### Given problem
Would you write out the listing verbatim and skip every picture in it?

### Raw data

● ● ● ● ●

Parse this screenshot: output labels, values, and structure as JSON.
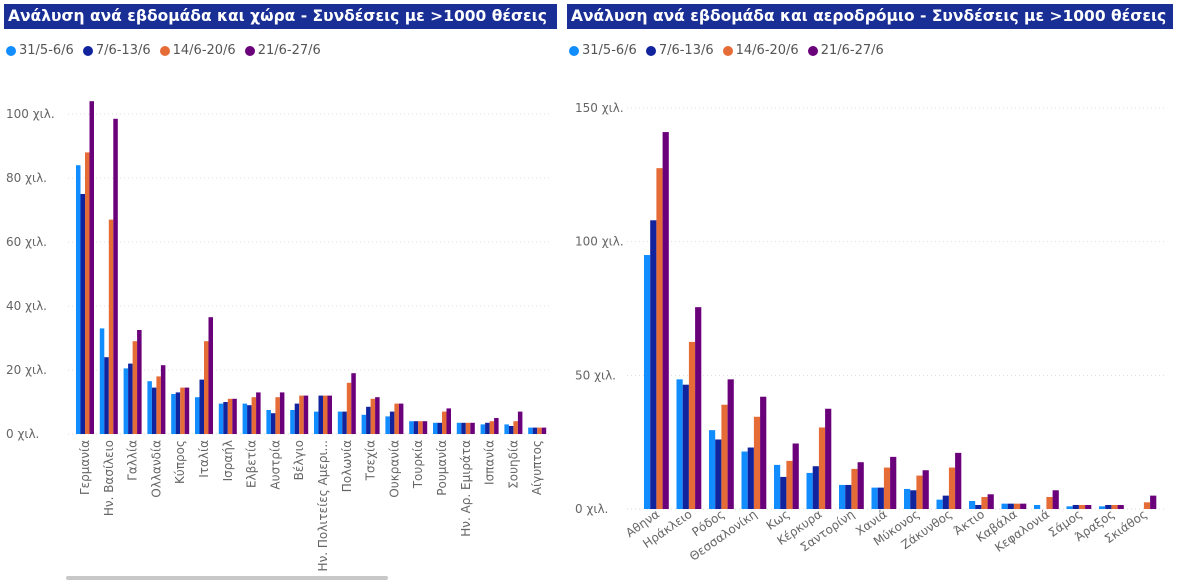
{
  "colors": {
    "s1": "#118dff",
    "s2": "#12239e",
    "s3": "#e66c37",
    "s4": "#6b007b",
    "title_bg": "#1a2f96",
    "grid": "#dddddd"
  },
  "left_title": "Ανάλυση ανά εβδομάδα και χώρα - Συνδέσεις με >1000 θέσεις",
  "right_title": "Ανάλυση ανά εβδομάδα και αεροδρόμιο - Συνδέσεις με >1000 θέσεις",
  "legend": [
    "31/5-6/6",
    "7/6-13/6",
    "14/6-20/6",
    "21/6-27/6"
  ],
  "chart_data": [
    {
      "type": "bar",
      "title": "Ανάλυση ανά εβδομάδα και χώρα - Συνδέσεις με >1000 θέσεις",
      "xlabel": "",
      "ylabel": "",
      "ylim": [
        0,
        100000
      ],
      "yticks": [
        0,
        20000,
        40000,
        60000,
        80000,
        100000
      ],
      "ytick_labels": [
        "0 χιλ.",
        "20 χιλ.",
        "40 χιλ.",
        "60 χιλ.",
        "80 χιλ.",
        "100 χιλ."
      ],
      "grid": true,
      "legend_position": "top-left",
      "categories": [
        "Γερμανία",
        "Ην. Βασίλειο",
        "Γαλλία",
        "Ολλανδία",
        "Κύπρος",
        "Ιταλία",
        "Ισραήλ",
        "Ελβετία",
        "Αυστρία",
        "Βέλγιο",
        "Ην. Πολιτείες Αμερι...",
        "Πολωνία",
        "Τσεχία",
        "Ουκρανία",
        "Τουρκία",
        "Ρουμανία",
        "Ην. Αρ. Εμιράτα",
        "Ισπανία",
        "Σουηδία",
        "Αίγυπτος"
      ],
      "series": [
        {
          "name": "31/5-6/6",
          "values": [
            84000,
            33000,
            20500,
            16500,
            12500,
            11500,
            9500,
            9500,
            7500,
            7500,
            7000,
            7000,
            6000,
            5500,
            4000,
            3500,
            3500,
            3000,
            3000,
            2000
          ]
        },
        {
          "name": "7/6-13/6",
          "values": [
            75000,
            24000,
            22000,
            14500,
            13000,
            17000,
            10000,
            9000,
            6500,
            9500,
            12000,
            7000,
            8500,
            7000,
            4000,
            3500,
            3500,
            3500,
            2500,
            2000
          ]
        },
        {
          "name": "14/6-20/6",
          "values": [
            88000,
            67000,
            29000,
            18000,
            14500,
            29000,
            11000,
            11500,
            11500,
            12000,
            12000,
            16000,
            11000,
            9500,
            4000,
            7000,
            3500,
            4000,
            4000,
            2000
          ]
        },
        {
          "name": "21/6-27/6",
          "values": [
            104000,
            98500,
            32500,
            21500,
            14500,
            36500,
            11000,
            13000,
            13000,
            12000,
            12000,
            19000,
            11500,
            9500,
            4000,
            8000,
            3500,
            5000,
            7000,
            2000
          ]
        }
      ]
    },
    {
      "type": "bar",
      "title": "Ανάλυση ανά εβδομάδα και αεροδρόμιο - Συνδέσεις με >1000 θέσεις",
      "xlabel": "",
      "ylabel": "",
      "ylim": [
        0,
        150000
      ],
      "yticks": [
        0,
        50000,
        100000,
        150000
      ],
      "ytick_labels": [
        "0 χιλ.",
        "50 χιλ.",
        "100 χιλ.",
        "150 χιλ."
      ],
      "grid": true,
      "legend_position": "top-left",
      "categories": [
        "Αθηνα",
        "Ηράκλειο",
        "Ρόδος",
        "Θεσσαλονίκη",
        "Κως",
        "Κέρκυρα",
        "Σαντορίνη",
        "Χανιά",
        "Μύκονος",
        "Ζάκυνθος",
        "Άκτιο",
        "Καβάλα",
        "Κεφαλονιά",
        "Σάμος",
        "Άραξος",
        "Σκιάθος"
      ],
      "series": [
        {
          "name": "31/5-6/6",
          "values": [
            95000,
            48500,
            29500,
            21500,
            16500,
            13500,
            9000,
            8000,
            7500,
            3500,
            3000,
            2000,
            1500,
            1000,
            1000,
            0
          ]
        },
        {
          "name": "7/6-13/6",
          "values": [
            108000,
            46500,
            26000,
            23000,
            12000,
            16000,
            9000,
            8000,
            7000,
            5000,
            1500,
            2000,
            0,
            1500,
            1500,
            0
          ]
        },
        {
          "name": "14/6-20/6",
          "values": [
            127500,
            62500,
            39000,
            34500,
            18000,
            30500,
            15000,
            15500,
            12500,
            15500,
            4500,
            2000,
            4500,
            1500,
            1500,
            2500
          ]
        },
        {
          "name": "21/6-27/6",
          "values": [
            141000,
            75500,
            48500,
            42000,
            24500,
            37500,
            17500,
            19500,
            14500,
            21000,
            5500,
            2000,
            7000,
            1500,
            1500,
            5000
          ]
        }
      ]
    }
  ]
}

● ● ● ● ●

### Result of this exercise
Parse this screenshot: output labels, values, and structure as JSON.
{
  "colors": {
    "s1": "#118dff",
    "s2": "#12239e",
    "s3": "#e66c37",
    "s4": "#6b007b",
    "title_bg": "#1a2f96",
    "grid": "#dddddd"
  },
  "left_title": "Ανάλυση ανά εβδομάδα και χώρα - Συνδέσεις με >1000 θέσεις",
  "right_title": "Ανάλυση ανά εβδομάδα και αεροδρόμιο - Συνδέσεις με >1000 θέσεις",
  "legend": [
    "31/5-6/6",
    "7/6-13/6",
    "14/6-20/6",
    "21/6-27/6"
  ],
  "chart_data": [
    {
      "type": "bar",
      "title": "Ανάλυση ανά εβδομάδα και χώρα - Συνδέσεις με >1000 θέσεις",
      "xlabel": "",
      "ylabel": "",
      "ylim": [
        0,
        100000
      ],
      "yticks": [
        0,
        20000,
        40000,
        60000,
        80000,
        100000
      ],
      "ytick_labels": [
        "0 χιλ.",
        "20 χιλ.",
        "40 χιλ.",
        "60 χιλ.",
        "80 χιλ.",
        "100 χιλ."
      ],
      "grid": true,
      "legend_position": "top-left",
      "categories": [
        "Γερμανία",
        "Ην. Βασίλειο",
        "Γαλλία",
        "Ολλανδία",
        "Κύπρος",
        "Ιταλία",
        "Ισραήλ",
        "Ελβετία",
        "Αυστρία",
        "Βέλγιο",
        "Ην. Πολιτείες Αμερι...",
        "Πολωνία",
        "Τσεχία",
        "Ουκρανία",
        "Τουρκία",
        "Ρουμανία",
        "Ην. Αρ. Εμιράτα",
        "Ισπανία",
        "Σουηδία",
        "Αίγυπτος"
      ],
      "series": [
        {
          "name": "31/5-6/6",
          "values": [
            84000,
            33000,
            20500,
            16500,
            12500,
            11500,
            9500,
            9500,
            7500,
            7500,
            7000,
            7000,
            6000,
            5500,
            4000,
            3500,
            3500,
            3000,
            3000,
            2000
          ]
        },
        {
          "name": "7/6-13/6",
          "values": [
            75000,
            24000,
            22000,
            14500,
            13000,
            17000,
            10000,
            9000,
            6500,
            9500,
            12000,
            7000,
            8500,
            7000,
            4000,
            3500,
            3500,
            3500,
            2500,
            2000
          ]
        },
        {
          "name": "14/6-20/6",
          "values": [
            88000,
            67000,
            29000,
            18000,
            14500,
            29000,
            11000,
            11500,
            11500,
            12000,
            12000,
            16000,
            11000,
            9500,
            4000,
            7000,
            3500,
            4000,
            4000,
            2000
          ]
        },
        {
          "name": "21/6-27/6",
          "values": [
            104000,
            98500,
            32500,
            21500,
            14500,
            36500,
            11000,
            13000,
            13000,
            12000,
            12000,
            19000,
            11500,
            9500,
            4000,
            8000,
            3500,
            5000,
            7000,
            2000
          ]
        }
      ]
    },
    {
      "type": "bar",
      "title": "Ανάλυση ανά εβδομάδα και αεροδρόμιο - Συνδέσεις με >1000 θέσεις",
      "xlabel": "",
      "ylabel": "",
      "ylim": [
        0,
        150000
      ],
      "yticks": [
        0,
        50000,
        100000,
        150000
      ],
      "ytick_labels": [
        "0 χιλ.",
        "50 χιλ.",
        "100 χιλ.",
        "150 χιλ."
      ],
      "grid": true,
      "legend_position": "top-left",
      "categories": [
        "Αθηνα",
        "Ηράκλειο",
        "Ρόδος",
        "Θεσσαλονίκη",
        "Κως",
        "Κέρκυρα",
        "Σαντορίνη",
        "Χανιά",
        "Μύκονος",
        "Ζάκυνθος",
        "Άκτιο",
        "Καβάλα",
        "Κεφαλονιά",
        "Σάμος",
        "Άραξος",
        "Σκιάθος"
      ],
      "series": [
        {
          "name": "31/5-6/6",
          "values": [
            95000,
            48500,
            29500,
            21500,
            16500,
            13500,
            9000,
            8000,
            7500,
            3500,
            3000,
            2000,
            1500,
            1000,
            1000,
            0
          ]
        },
        {
          "name": "7/6-13/6",
          "values": [
            108000,
            46500,
            26000,
            23000,
            12000,
            16000,
            9000,
            8000,
            7000,
            5000,
            1500,
            2000,
            0,
            1500,
            1500,
            0
          ]
        },
        {
          "name": "14/6-20/6",
          "values": [
            127500,
            62500,
            39000,
            34500,
            18000,
            30500,
            15000,
            15500,
            12500,
            15500,
            4500,
            2000,
            4500,
            1500,
            1500,
            2500
          ]
        },
        {
          "name": "21/6-27/6",
          "values": [
            141000,
            75500,
            48500,
            42000,
            24500,
            37500,
            17500,
            19500,
            14500,
            21000,
            5500,
            2000,
            7000,
            1500,
            1500,
            5000
          ]
        }
      ]
    }
  ]
}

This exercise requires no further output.